WRITTEN EXERCISE
Whenever a line below holds the word "ylabel", copy that line.

INPUT DATA

-------

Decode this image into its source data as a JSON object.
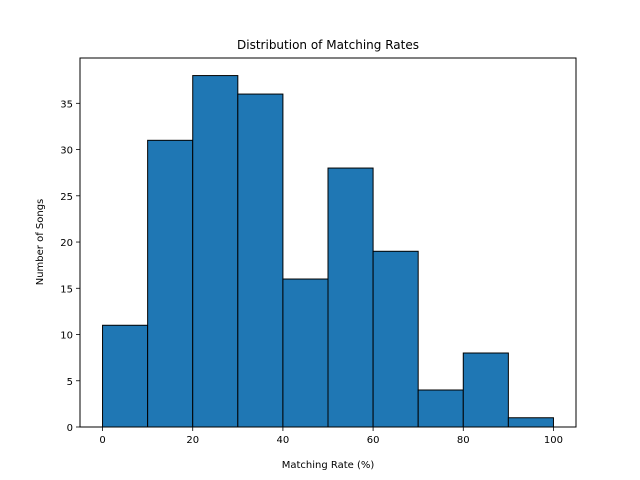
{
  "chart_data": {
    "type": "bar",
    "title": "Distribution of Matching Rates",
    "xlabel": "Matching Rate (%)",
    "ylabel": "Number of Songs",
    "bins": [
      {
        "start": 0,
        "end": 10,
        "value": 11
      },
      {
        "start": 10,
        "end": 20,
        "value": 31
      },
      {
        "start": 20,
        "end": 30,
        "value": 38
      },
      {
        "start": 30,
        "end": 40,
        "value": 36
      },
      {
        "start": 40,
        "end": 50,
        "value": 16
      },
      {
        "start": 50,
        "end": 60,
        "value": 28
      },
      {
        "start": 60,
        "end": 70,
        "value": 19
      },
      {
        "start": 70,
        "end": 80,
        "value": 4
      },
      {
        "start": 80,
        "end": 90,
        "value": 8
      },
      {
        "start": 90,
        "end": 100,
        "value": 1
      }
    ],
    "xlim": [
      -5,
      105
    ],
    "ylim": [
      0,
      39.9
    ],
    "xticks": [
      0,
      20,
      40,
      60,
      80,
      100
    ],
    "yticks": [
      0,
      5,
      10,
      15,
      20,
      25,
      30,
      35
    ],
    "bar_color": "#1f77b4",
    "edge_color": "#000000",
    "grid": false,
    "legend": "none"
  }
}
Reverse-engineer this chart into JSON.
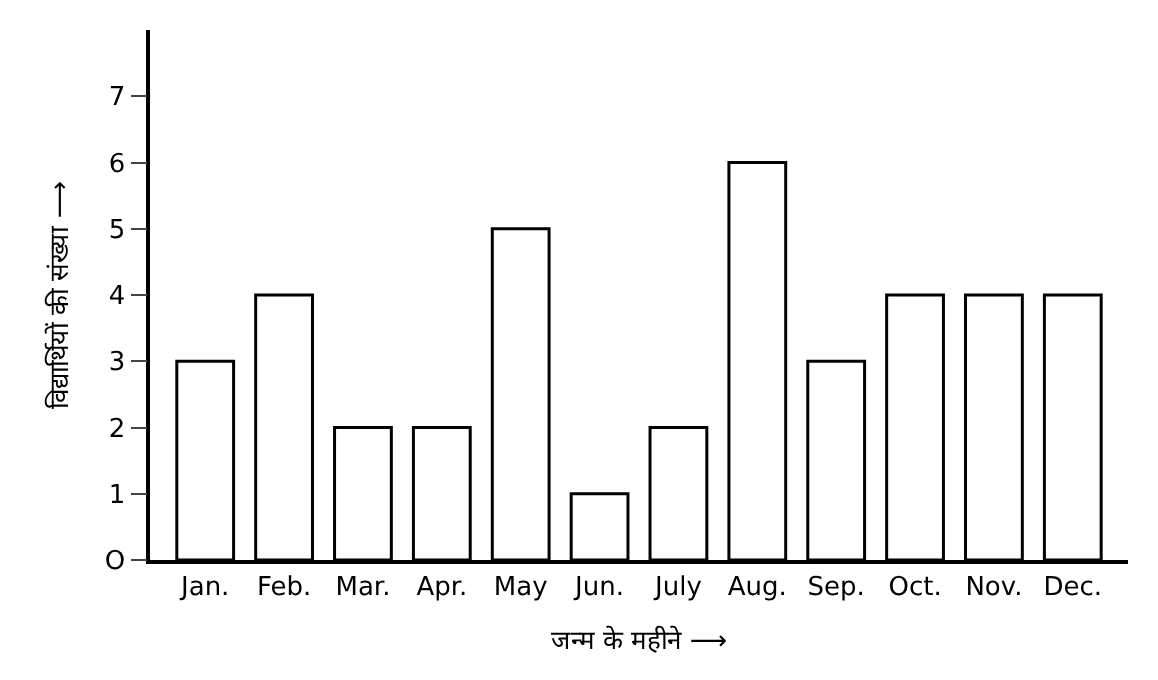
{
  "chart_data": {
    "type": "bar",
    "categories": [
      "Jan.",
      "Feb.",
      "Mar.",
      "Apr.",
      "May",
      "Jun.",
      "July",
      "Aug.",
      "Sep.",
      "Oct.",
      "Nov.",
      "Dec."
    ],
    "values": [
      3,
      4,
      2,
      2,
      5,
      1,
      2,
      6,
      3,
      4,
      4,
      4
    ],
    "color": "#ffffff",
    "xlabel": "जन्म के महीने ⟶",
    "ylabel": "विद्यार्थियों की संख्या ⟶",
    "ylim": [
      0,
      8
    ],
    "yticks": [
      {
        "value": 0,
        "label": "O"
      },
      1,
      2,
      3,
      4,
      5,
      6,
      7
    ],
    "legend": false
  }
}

-------

FULL RESPONSE
    "ylabel": "Number of Songs",
    "ylabel": "विद्यार्थियों की संख्या ⟶",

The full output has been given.